— start Exercise inputs —

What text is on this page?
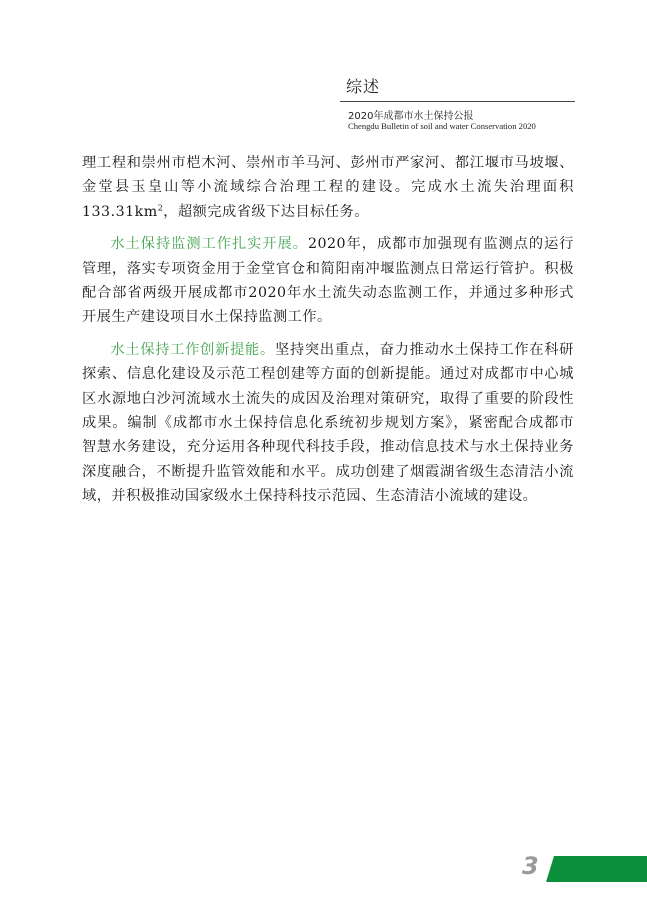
综述
2020年成都市水土保持公报
Chengdu Bulletin of soil and water Conservation 2020

理工程和崇州市桤木河、崇州市羊马河、彭州市严家河、都江堰市马坡堰、金堂县玉皇山等小流域综合治理工程的建设。完成水土流失治理面积$133.31km^2$，超额完成省级下达目标任务。

水土保持监测工作扎实开展。2020年，成都市加强现有监测点的运行管理，落实专项资金用于金堂官仓和简阳南冲堰监测点日常运行管护。积极配合部省两级开展成都市2020年水土流失动态监测工作，并通过多种形式开展生产建设项目水土保持监测工作。

水土保持工作创新提能。坚持突出重点，奋力推动水土保持工作在科研探索、信息化建设及示范工程创建等方面的创新提能。通过对成都市中心城区水源地白沙河流域水土流失的成因及治理对策研究，取得了重要的阶段性成果。编制《成都市水土保持信息化系统初步规划方案》，紧密配合成都市智慧水务建设，充分运用各种现代科技手段，推动信息技术与水土保持业务深度融合，不断提升监管效能和水平。成功创建了烟霞湖省级生态清洁小流域，并积极推动国家级水土保持科技示范园、生态清洁小流域的建设。

3
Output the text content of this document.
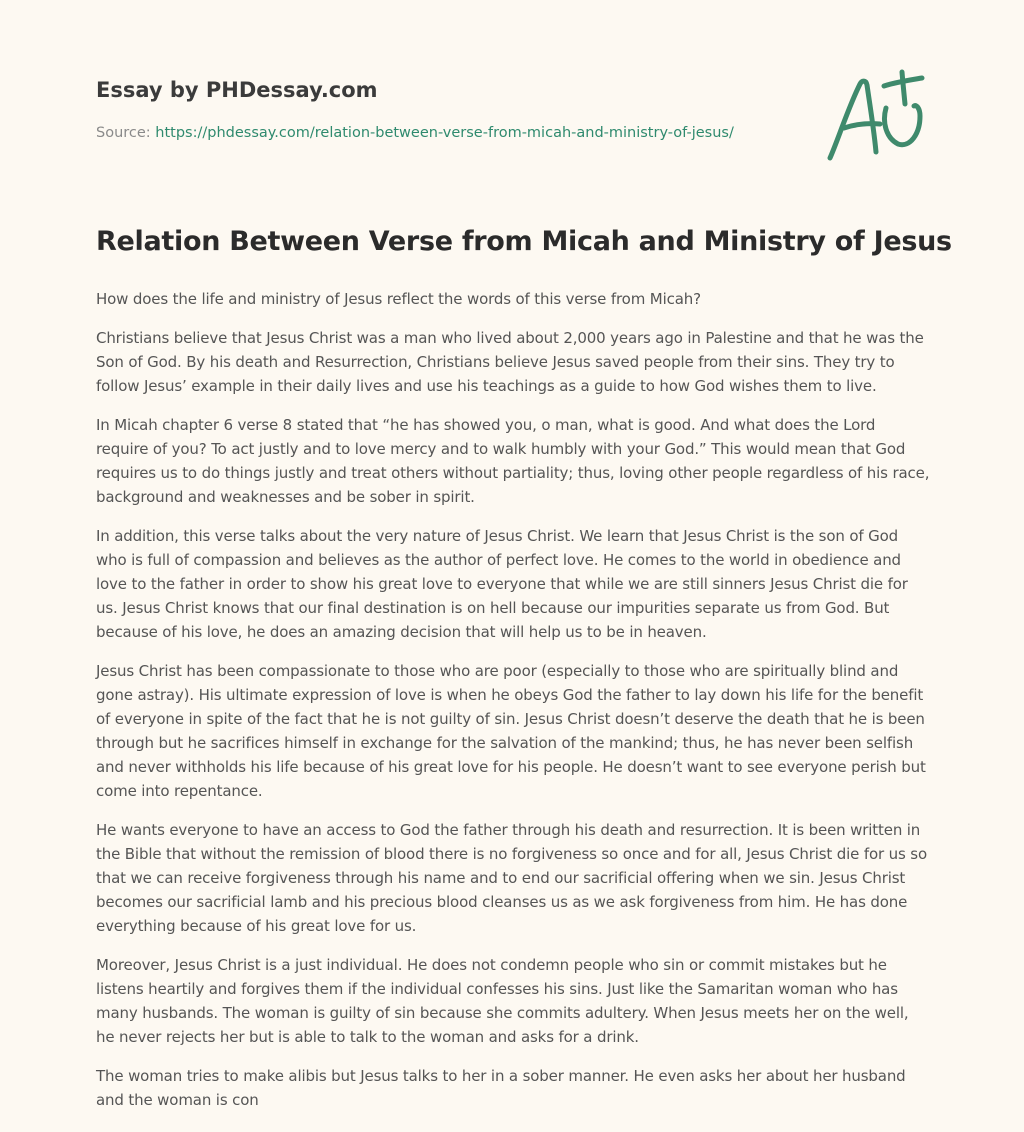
Essay by PHDessay.com
Source: https://phdessay.com/relation-between-verse-from-micah-and-ministry-of-jesus/
Relation Between Verse from Micah and Ministry of Jesus

How does the life and ministry of Jesus reflect the words of this verse from Micah?

Christians believe that Jesus Christ was a man who lived about 2,000 years ago in Palestine and that he was the Son of God. By his death and Resurrection, Christians believe Jesus saved people from their sins. They try to follow Jesus’ example in their daily lives and use his teachings as a guide to how God wishes them to live.

In Micah chapter 6 verse 8 stated that “he has showed you, o man, what is good. And what does the Lord require of you? To act justly and to love mercy and to walk humbly with your God.” This would mean that God requires us to do things justly and treat others without partiality; thus, loving other people regardless of his race, background and weaknesses and be sober in spirit.

In addition, this verse talks about the very nature of Jesus Christ. We learn that Jesus Christ is the son of God who is full of compassion and believes as the author of perfect love. He comes to the world in obedience and love to the father in order to show his great love to everyone that while we are still sinners Jesus Christ die for us. Jesus Christ knows that our final destination is on hell because our impurities separate us from God. But because of his love, he does an amazing decision that will help us to be in heaven.

Jesus Christ has been compassionate to those who are poor (especially to those who are spiritually blind and gone astray). His ultimate expression of love is when he obeys God the father to lay down his life for the benefit of everyone in spite of the fact that he is not guilty of sin. Jesus Christ doesn’t deserve the death that he is been through but he sacrifices himself in exchange for the salvation of the mankind; thus, he has never been selfish and never withholds his life because of his great love for his people. He doesn’t want to see everyone perish but come into repentance.

He wants everyone to have an access to God the father through his death and resurrection. It is been written in the Bible that without the remission of blood there is no forgiveness so once and for all, Jesus Christ die for us so that we can receive forgiveness through his name and to end our sacrificial offering when we sin. Jesus Christ becomes our sacrificial lamb and his precious blood cleanses us as we ask forgiveness from him. He has done everything because of his great love for us.

Moreover, Jesus Christ is a just individual. He does not condemn people who sin or commit mistakes but he listens heartily and forgives them if the individual confesses his sins. Just like the Samaritan woman who has many husbands. The woman is guilty of sin because she commits adultery. When Jesus meets her on the well, he never rejects her but is able to talk to the woman and asks for a drink.

The woman tries to make alibis but Jesus talks to her in a sober manner. He even asks her about her husband and the woman is con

— end Exercise inputs —

| Exercise requirements |
Can you retype every record above exactly, leaving out the pictures?

| Response |
What text is on this page?
综述
2020年成都市水土保持公报
Chengdu Bulletin of soil and water Conservation 2020

理工程和崇州市桤木河、崇州市羊马河、彭州市严家河、都江堰市马坡堰、金堂县玉皇山等小流域综合治理工程的建设。完成水土流失治理面积$133.31km^2$，超额完成省级下达目标任务。

水土保持监测工作扎实开展。2020年，成都市加强现有监测点的运行管理，落实专项资金用于金堂官仓和简阳南冲堰监测点日常运行管护。积极配合部省两级开展成都市2020年水土流失动态监测工作，并通过多种形式开展生产建设项目水土保持监测工作。

水土保持工作创新提能。坚持突出重点，奋力推动水土保持工作在科研探索、信息化建设及示范工程创建等方面的创新提能。通过对成都市中心城区水源地白沙河流域水土流失的成因及治理对策研究，取得了重要的阶段性成果。编制《成都市水土保持信息化系统初步规划方案》，紧密配合成都市智慧水务建设，充分运用各种现代科技手段，推动信息技术与水土保持业务深度融合，不断提升监管效能和水平。成功创建了烟霞湖省级生态清洁小流域，并积极推动国家级水土保持科技示范园、生态清洁小流域的建设。

3
Output the text content of this document.
Essay by PHDessay.com
Source: https://phdessay.com/relation-between-verse-from-micah-and-ministry-of-jesus/
Relation Between Verse from Micah and Ministry of Jesus

How does the life and ministry of Jesus reflect the words of this verse from Micah?

Christians believe that Jesus Christ was a man who lived about 2,000 years ago in Palestine and that he was the Son of God. By his death and Resurrection, Christians believe Jesus saved people from their sins. They try to follow Jesus’ example in their daily lives and use his teachings as a guide to how God wishes them to live.

In Micah chapter 6 verse 8 stated that “he has showed you, o man, what is good. And what does the Lord require of you? To act justly and to love mercy and to walk humbly with your God.” This would mean that God requires us to do things justly and treat others without partiality; thus, loving other people regardless of his race, background and weaknesses and be sober in spirit.

In addition, this verse talks about the very nature of Jesus Christ. We learn that Jesus Christ is the son of God who is full of compassion and believes as the author of perfect love. He comes to the world in obedience and love to the father in order to show his great love to everyone that while we are still sinners Jesus Christ die for us. Jesus Christ knows that our final destination is on hell because our impurities separate us from God. But because of his love, he does an amazing decision that will help us to be in heaven.

Jesus Christ has been compassionate to those who are poor (especially to those who are spiritually blind and gone astray). His ultimate expression of love is when he obeys God the father to lay down his life for the benefit of everyone in spite of the fact that he is not guilty of sin. Jesus Christ doesn’t deserve the death that he is been through but he sacrifices himself in exchange for the salvation of the mankind; thus, he has never been selfish and never withholds his life because of his great love for his people. He doesn’t want to see everyone perish but come into repentance.

He wants everyone to have an access to God the father through his death and resurrection. It is been written in the Bible that without the remission of blood there is no forgiveness so once and for all, Jesus Christ die for us so that we can receive forgiveness through his name and to end our sacrificial offering when we sin. Jesus Christ becomes our sacrificial lamb and his precious blood cleanses us as we ask forgiveness from him. He has done everything because of his great love for us.

Moreover, Jesus Christ is a just individual. He does not condemn people who sin or commit mistakes but he listens heartily and forgives them if the individual confesses his sins. Just like the Samaritan woman who has many husbands. The woman is guilty of sin because she commits adultery. When Jesus meets her on the well, he never rejects her but is able to talk to the woman and asks for a drink.

The woman tries to make alibis but Jesus talks to her in a sober manner. He even asks her about her husband and the woman is con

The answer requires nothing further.